__DO THIS__.
In the data below, find every line with the string "screenshot" and pull it out.
-- Start STORED DATA --
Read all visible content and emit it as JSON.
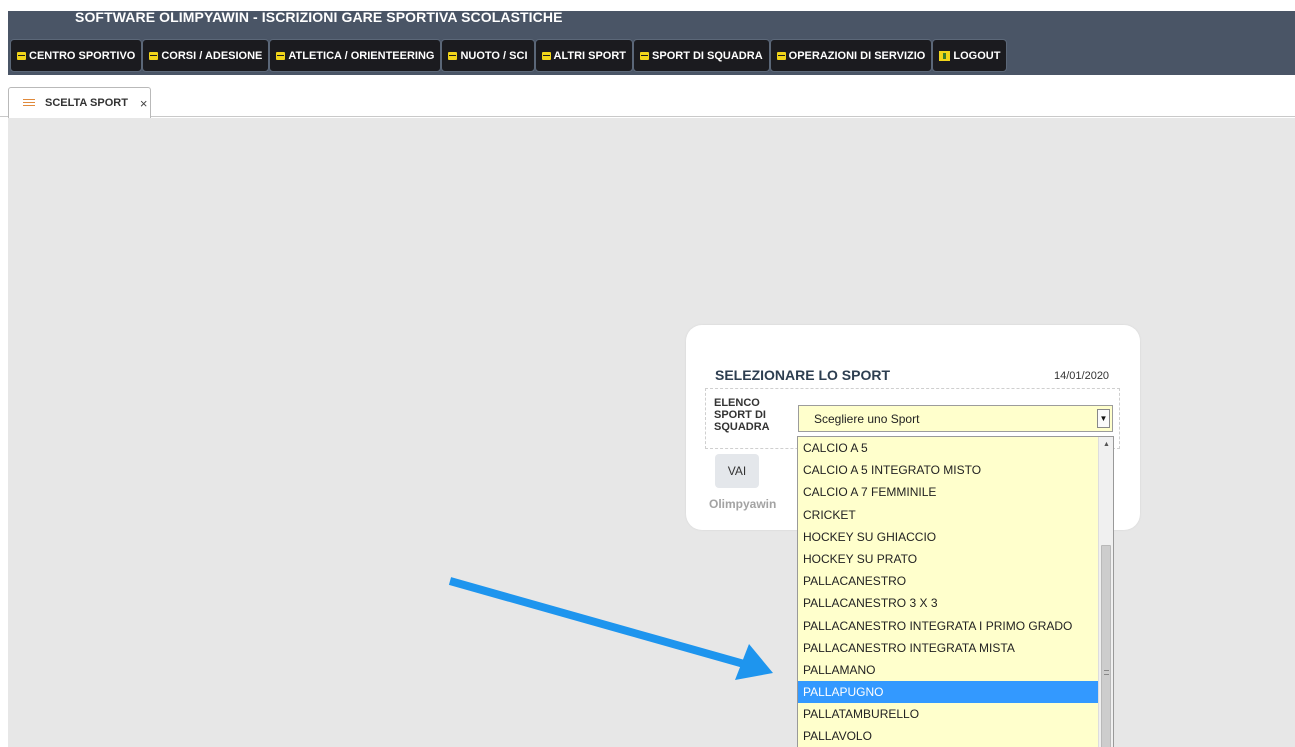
{
  "app": {
    "title": "SOFTWARE OLIMPYAWIN - ISCRIZIONI GARE SPORTIVA SCOLASTICHE"
  },
  "menu": [
    {
      "label": "CENTRO SPORTIVO",
      "icon": "menu-icon"
    },
    {
      "label": "CORSI / ADESIONE",
      "icon": "menu-icon"
    },
    {
      "label": "ATLETICA / ORIENTEERING",
      "icon": "menu-icon"
    },
    {
      "label": "NUOTO / SCI",
      "icon": "menu-icon"
    },
    {
      "label": "ALTRI SPORT",
      "icon": "menu-icon"
    },
    {
      "label": "SPORT DI SQUADRA",
      "icon": "menu-icon"
    },
    {
      "label": "OPERAZIONI DI SERVIZIO",
      "icon": "menu-icon"
    },
    {
      "label": "LOGOUT",
      "icon": "logout-icon"
    }
  ],
  "tab": {
    "label": "SCELTA SPORT",
    "close": "×"
  },
  "form": {
    "title": "SELEZIONARE LO SPORT",
    "date": "14/01/2020",
    "field_label": "ELENCO SPORT DI SQUADRA",
    "select_value": "Scegliere uno Sport",
    "button": "VAI",
    "brand": "Olimpyawin"
  },
  "dropdown": {
    "options": [
      "CALCIO A 5",
      "CALCIO A 5 INTEGRATO MISTO",
      "CALCIO A 7 FEMMINILE",
      "CRICKET",
      "HOCKEY SU GHIACCIO",
      "HOCKEY SU PRATO",
      "PALLACANESTRO",
      "PALLACANESTRO 3 X 3",
      "PALLACANESTRO INTEGRATA I PRIMO GRADO",
      "PALLACANESTRO INTEGRATA MISTA",
      "PALLAMANO",
      "PALLAPUGNO",
      "PALLATAMBURELLO",
      "PALLAVOLO"
    ],
    "selected": "PALLAPUGNO"
  },
  "colors": {
    "header": "#4a5566",
    "menu_bg": "#1b1b1f",
    "icon_yellow": "#f1d51a",
    "select_bg": "#ffffcc",
    "highlight": "#3399ff",
    "annotation_arrow": "#1e95ee"
  }
}
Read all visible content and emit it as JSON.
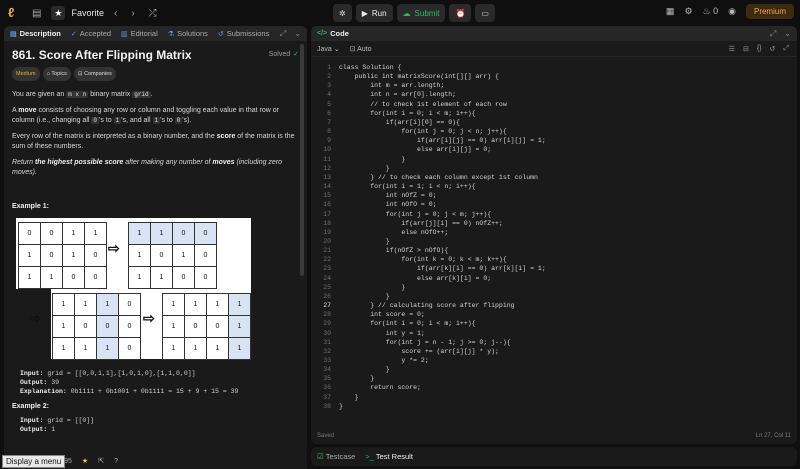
{
  "topbar": {
    "favorite_label": "Favorite",
    "run_label": "Run",
    "submit_label": "Submit",
    "notif_count": "0",
    "premium_label": "Premium"
  },
  "left_tabs": [
    {
      "label": "Description",
      "icon": "document-icon"
    },
    {
      "label": "Accepted",
      "icon": "check-icon"
    },
    {
      "label": "Editorial",
      "icon": "book-icon"
    },
    {
      "label": "Solutions",
      "icon": "flask-icon"
    },
    {
      "label": "Submissions",
      "icon": "history-icon"
    }
  ],
  "problem": {
    "title": "861. Score After Flipping Matrix",
    "status": "Solved",
    "difficulty": "Medium",
    "topics_label": "Topics",
    "companies_label": "Companies",
    "p1_pre": "You are given an ",
    "p1_code1": "m x n",
    "p1_post": " binary matrix ",
    "p1_code2": "grid",
    "p1_end": ".",
    "p2_a": "A ",
    "p2_b": "move",
    "p2_c": " consists of choosing any row or column and toggling each value in that row or column (i.e., changing all ",
    "p2_d": "0",
    "p2_e": "'s to ",
    "p2_f": "1",
    "p2_g": "'s, and all ",
    "p2_h": "1",
    "p2_i": "'s to ",
    "p2_j": "0",
    "p2_k": "'s).",
    "p3_a": "Every row of the matrix is interpreted as a binary number, and the ",
    "p3_b": "score",
    "p3_c": " of the matrix is the sum of these numbers.",
    "p4_a": "Return ",
    "p4_b": "the highest possible ",
    "p4_c": "score",
    "p4_d": " after making any number of ",
    "p4_e": "moves",
    "p4_f": " (including zero moves)",
    "p4_g": ".",
    "example1_title": "Example 1:",
    "ex1_input_label": "Input:",
    "ex1_input": "grid = [[0,0,1,1],[1,0,1,0],[1,1,0,0]]",
    "ex1_output_label": "Output:",
    "ex1_output": "39",
    "ex1_expl_label": "Explanation:",
    "ex1_expl": "0b1111 + 0b1001 + 0b1111 = 15 + 9 + 15 = 39",
    "example2_title": "Example 2:",
    "ex2_input_label": "Input:",
    "ex2_input": "grid = [[0]]",
    "ex2_output_label": "Output:",
    "ex2_output": "1"
  },
  "example_figure": {
    "grid_a": [
      [
        "0",
        "0",
        "1",
        "1"
      ],
      [
        "1",
        "0",
        "1",
        "0"
      ],
      [
        "1",
        "1",
        "0",
        "0"
      ]
    ],
    "grid_b": [
      [
        "1",
        "1",
        "0",
        "0"
      ],
      [
        "1",
        "0",
        "1",
        "0"
      ],
      [
        "1",
        "1",
        "0",
        "0"
      ]
    ],
    "grid_c": [
      [
        "1",
        "1",
        "1",
        "0"
      ],
      [
        "1",
        "0",
        "0",
        "0"
      ],
      [
        "1",
        "1",
        "1",
        "0"
      ]
    ],
    "grid_d": [
      [
        "1",
        "1",
        "1",
        "1"
      ],
      [
        "1",
        "0",
        "0",
        "1"
      ],
      [
        "1",
        "1",
        "1",
        "1"
      ]
    ]
  },
  "footer": {
    "count": "95",
    "tooltip": "Display a menu"
  },
  "code_panel": {
    "title": "Code",
    "language": "Java",
    "mode": "Auto",
    "status_left": "Saved",
    "cursor": "Ln 27, Col 11",
    "current_line": 27,
    "lines": [
      "class Solution {",
      "    public int matrixScore(int[][] arr) {",
      "        int m = arr.length;",
      "        int n = arr[0].length;",
      "        // to check 1st element of each row",
      "        for(int i = 0; i < m; i++){",
      "            if(arr[i][0] == 0){",
      "                for(int j = 0; j < n; j++){",
      "                    if(arr[i][j] == 0) arr[i][j] = 1;",
      "                    else arr[i][j] = 0;",
      "                }",
      "            }",
      "        } // to check each column except 1st column",
      "        for(int i = 1; i < n; i++){",
      "            int nOfZ = 0;",
      "            int nOfO = 0;",
      "            for(int j = 0; j < m; j++){",
      "                if(arr[j][i] == 0) nOfZ++;",
      "                else nOfO++;",
      "            }",
      "            if(nOfZ > nOfO){",
      "                for(int k = 0; k < m; k++){",
      "                    if(arr[k][i] == 0) arr[k][i] = 1;",
      "                    else arr[k][i] = 0;",
      "                }",
      "            }",
      "        } // calculating score after flipping",
      "        int score = 0;",
      "        for(int i = 0; i < m; i++){",
      "            int y = 1;",
      "            for(int j = n - 1; j >= 0; j--){",
      "                score += (arr[i][j] * y);",
      "                y *= 2;",
      "            }",
      "        }",
      "        return score;",
      "    }",
      "}"
    ]
  },
  "bottom_tabs": {
    "testcase": "Testcase",
    "result": "Test Result"
  }
}
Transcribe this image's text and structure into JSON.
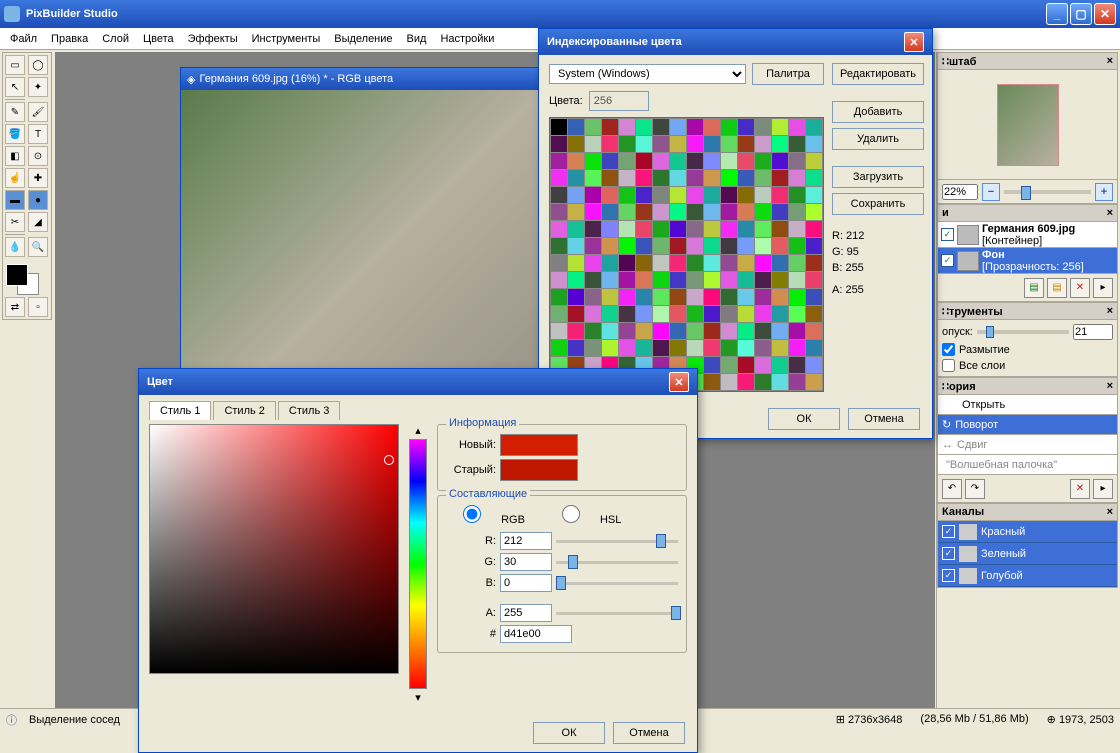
{
  "app_title": "PixBuilder Studio",
  "menu": [
    "Файл",
    "Правка",
    "Слой",
    "Цвета",
    "Эффекты",
    "Инструменты",
    "Выделение",
    "Вид",
    "Настройки"
  ],
  "doc_title": "Германия 609.jpg (16%) * - RGB цвета",
  "statusbar_left": "Выделение сосед",
  "statusbar_dim": "2736x3648",
  "statusbar_mem": "(28,56 Mb / 51,86 Mb)",
  "statusbar_pos": "1973, 2503",
  "right": {
    "scale_title": "∷штаб",
    "zoom_value": "22%",
    "layer1_name": "Германия 609.jpg",
    "layer1_sub": "[Контейнер]",
    "layer2_name": "Фон",
    "layer2_sub": "[Прозрачность: 256]",
    "tools_title": "∷трументы",
    "tol_label": "опуск:",
    "tol_value": "21",
    "blur_label": "Размытие",
    "all_layers_label": "Все слои",
    "history_title": "∷ория",
    "hist": [
      "Открыть",
      "Поворот",
      "Сдвиг",
      "\"Волшебная палочка\""
    ],
    "channels_title": "Каналы",
    "chan": [
      "Красный",
      "Зеленый",
      "Голубой"
    ]
  },
  "color_dialog": {
    "title": "Цвет",
    "tabs": [
      "Стиль 1",
      "Стиль 2",
      "Стиль 3"
    ],
    "info_title": "Информация",
    "new_label": "Новый:",
    "old_label": "Старый:",
    "new_color": "#d41e00",
    "old_color": "#c01800",
    "components_title": "Составляющие",
    "mode_rgb": "RGB",
    "mode_hsl": "HSL",
    "r": "212",
    "g": "30",
    "b": "0",
    "a": "255",
    "hex": "d41e00",
    "ok": "ОК",
    "cancel": "Отмена"
  },
  "indexed_dialog": {
    "title": "Индексированные цвета",
    "system_label": "System (Windows)",
    "palette_btn": "Палитра",
    "colors_label": "Цвета:",
    "colors_value": "256",
    "edit": "Редактировать",
    "add": "Добавить",
    "del": "Удалить",
    "load": "Загрузить",
    "save": "Сохранить",
    "r": "R: 212",
    "g": "G: 95",
    "b": "B: 255",
    "a": "A: 255",
    "ok": "ОК",
    "cancel": "Отмена"
  }
}
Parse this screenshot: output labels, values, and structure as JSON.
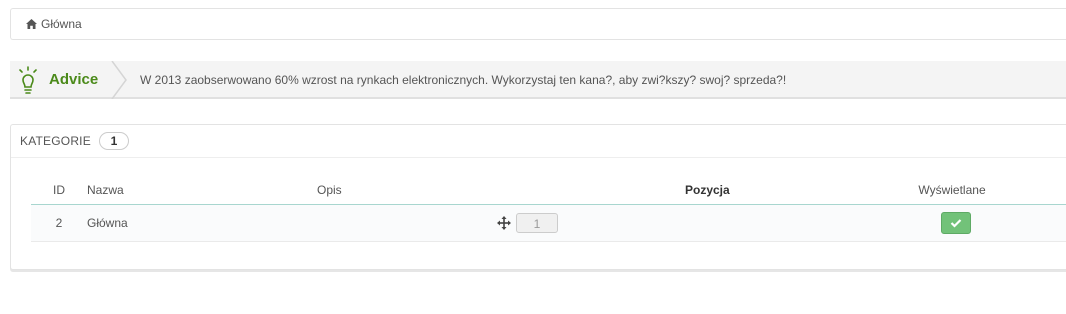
{
  "breadcrumb": {
    "icon": "home-icon",
    "label": "Główna"
  },
  "advice": {
    "icon": "lightbulb-icon",
    "title": "Advice",
    "text": "W 2013 zaobserwowano 60% wzrost na rynkach elektronicznych. Wykorzystaj ten kana?, aby zwi?kszy? swoj? sprzeda?!",
    "accent_color": "#4b8a1a"
  },
  "panel": {
    "title": "KATEGORIE",
    "count": "1",
    "columns": {
      "id": "ID",
      "name": "Nazwa",
      "description": "Opis",
      "position": "Pozycja",
      "displayed": "Wyświetlane"
    },
    "rows": [
      {
        "id": "2",
        "name": "Główna",
        "description": "",
        "position": "1",
        "displayed_icon": "check-icon",
        "displayed_color": "#72c279"
      }
    ]
  }
}
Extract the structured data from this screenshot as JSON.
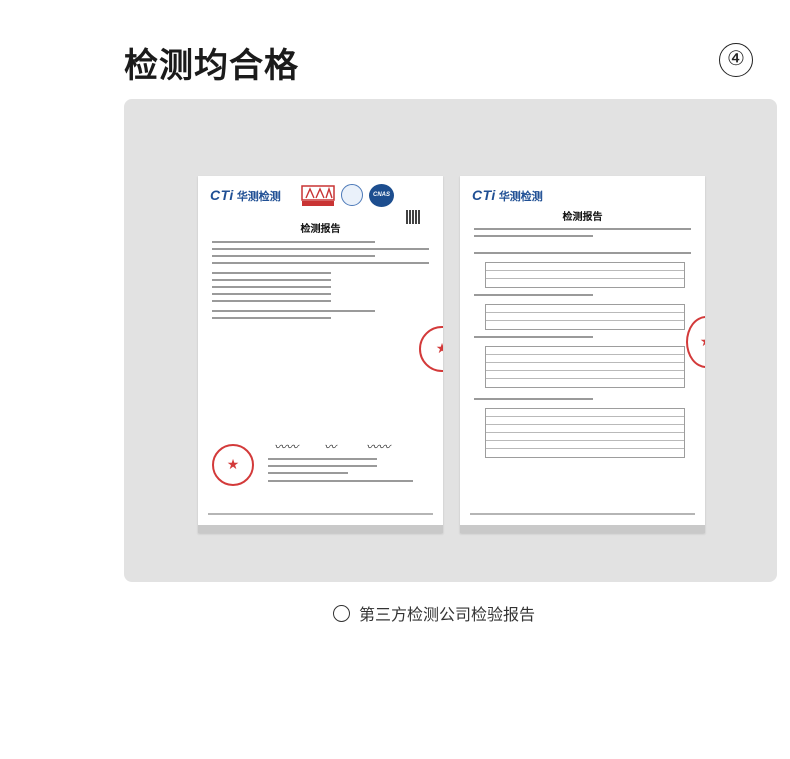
{
  "header": {
    "title": "检测均合格",
    "step_badge": "④"
  },
  "documents": [
    {
      "logo_latin": "CTi",
      "logo_cn": "华测检测",
      "title": "检测报告"
    },
    {
      "logo_latin": "CTi",
      "logo_cn": "华测检测",
      "title": "检测报告"
    }
  ],
  "caption": {
    "text": "第三方检测公司检验报告"
  },
  "colors": {
    "panel_background": "#e2e2e2",
    "logo_blue": "#1f4f94",
    "stamp_red": "#d33a3a"
  }
}
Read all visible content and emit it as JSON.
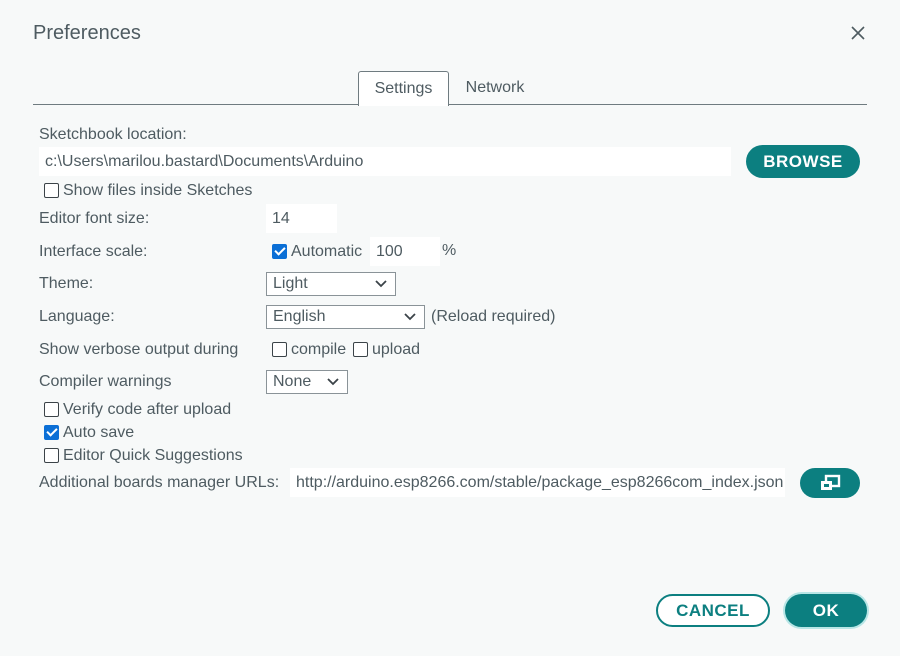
{
  "dialog": {
    "title": "Preferences"
  },
  "tabs": [
    {
      "label": "Settings",
      "active": true
    },
    {
      "label": "Network",
      "active": false
    }
  ],
  "settings": {
    "sketchbook_label": "Sketchbook location:",
    "sketchbook_path": "c:\\Users\\marilou.bastard\\Documents\\Arduino",
    "browse_label": "BROWSE",
    "show_files_label": "Show files inside Sketches",
    "show_files_checked": false,
    "font_size_label": "Editor font size:",
    "font_size_value": "14",
    "interface_scale_label": "Interface scale:",
    "automatic_label": "Automatic",
    "automatic_checked": true,
    "scale_value": "100",
    "scale_unit": "%",
    "theme_label": "Theme:",
    "theme_value": "Light",
    "language_label": "Language:",
    "language_value": "English",
    "reload_note": "(Reload required)",
    "verbose_label": "Show verbose output during",
    "compile_label": "compile",
    "compile_checked": false,
    "upload_label": "upload",
    "upload_checked": false,
    "warnings_label": "Compiler warnings",
    "warnings_value": "None",
    "verify_label": "Verify code after upload",
    "verify_checked": false,
    "autosave_label": "Auto save",
    "autosave_checked": true,
    "quick_suggestions_label": "Editor Quick Suggestions",
    "quick_suggestions_checked": false,
    "boards_urls_label": "Additional boards manager URLs:",
    "boards_urls_value": "http://arduino.esp8266.com/stable/package_esp8266com_index.json"
  },
  "footer": {
    "cancel_label": "CANCEL",
    "ok_label": "OK"
  },
  "colors": {
    "accent": "#0c7f80",
    "checkbox": "#0b6fd6",
    "text": "#4e5b61",
    "background": "#f7f9f9"
  },
  "icons": {
    "close": "close-icon",
    "open_window": "open-window-icon",
    "dropdown": "chevron-down-icon"
  }
}
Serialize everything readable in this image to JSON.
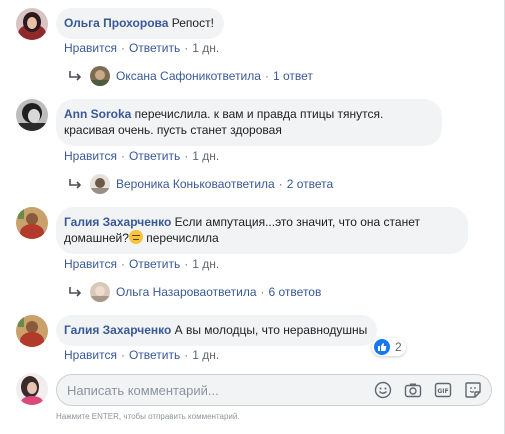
{
  "comments": [
    {
      "author": "Ольга Прохорова",
      "text": " Репост!",
      "actions": {
        "like": "Нравится",
        "reply": "Ответить",
        "time": "1 дн."
      },
      "reply_summary": {
        "name": "Оксана Сафоник",
        "verb": " ответила",
        "count": "1 ответ"
      }
    },
    {
      "author": "Ann Soroka",
      "text_line1": " перечислила. к вам и правда птицы тянутся.",
      "text_line2": "красивая очень. пусть станет здоровая",
      "actions": {
        "like": "Нравится",
        "reply": "Ответить",
        "time": "1 дн."
      },
      "reply_summary": {
        "name": "Вероника Конькова",
        "verb": " ответила",
        "count": "2 ответа"
      }
    },
    {
      "author": "Галия Захарченко",
      "text_line1": " Если ампутация...это значит, что она станет",
      "text_line2a": "домашней?",
      "text_line2b": " перечислила",
      "emoji": "disappointed-face-emoji",
      "actions": {
        "like": "Нравится",
        "reply": "Ответить",
        "time": "1 дн."
      },
      "reply_summary": {
        "name": "Ольга Назарова",
        "verb": " ответила",
        "count": "6 ответов"
      }
    },
    {
      "author": "Галия Захарченко",
      "text": " А вы молодцы, что неравнодушны",
      "actions": {
        "like": "Нравится",
        "reply": "Ответить",
        "time": "1 дн."
      },
      "reactions": {
        "icon": "like-icon",
        "count": "2"
      }
    }
  ],
  "separator": "·",
  "composer": {
    "placeholder": "Написать комментарий...",
    "icons": [
      "emoji-icon",
      "camera-icon",
      "gif-icon",
      "sticker-icon"
    ],
    "hint": "Нажмите ENTER, чтобы отправить комментарий."
  },
  "colors": {
    "link": "#385898",
    "bubble": "#f2f3f5",
    "meta": "#606770",
    "like_blue": "#1877f2"
  }
}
-- End STORED DATA --
__RESPONSE BELOW__.
Parse this screenshot: output labels, values, and structure as JSON.
Extract the structured data from this screenshot as JSON.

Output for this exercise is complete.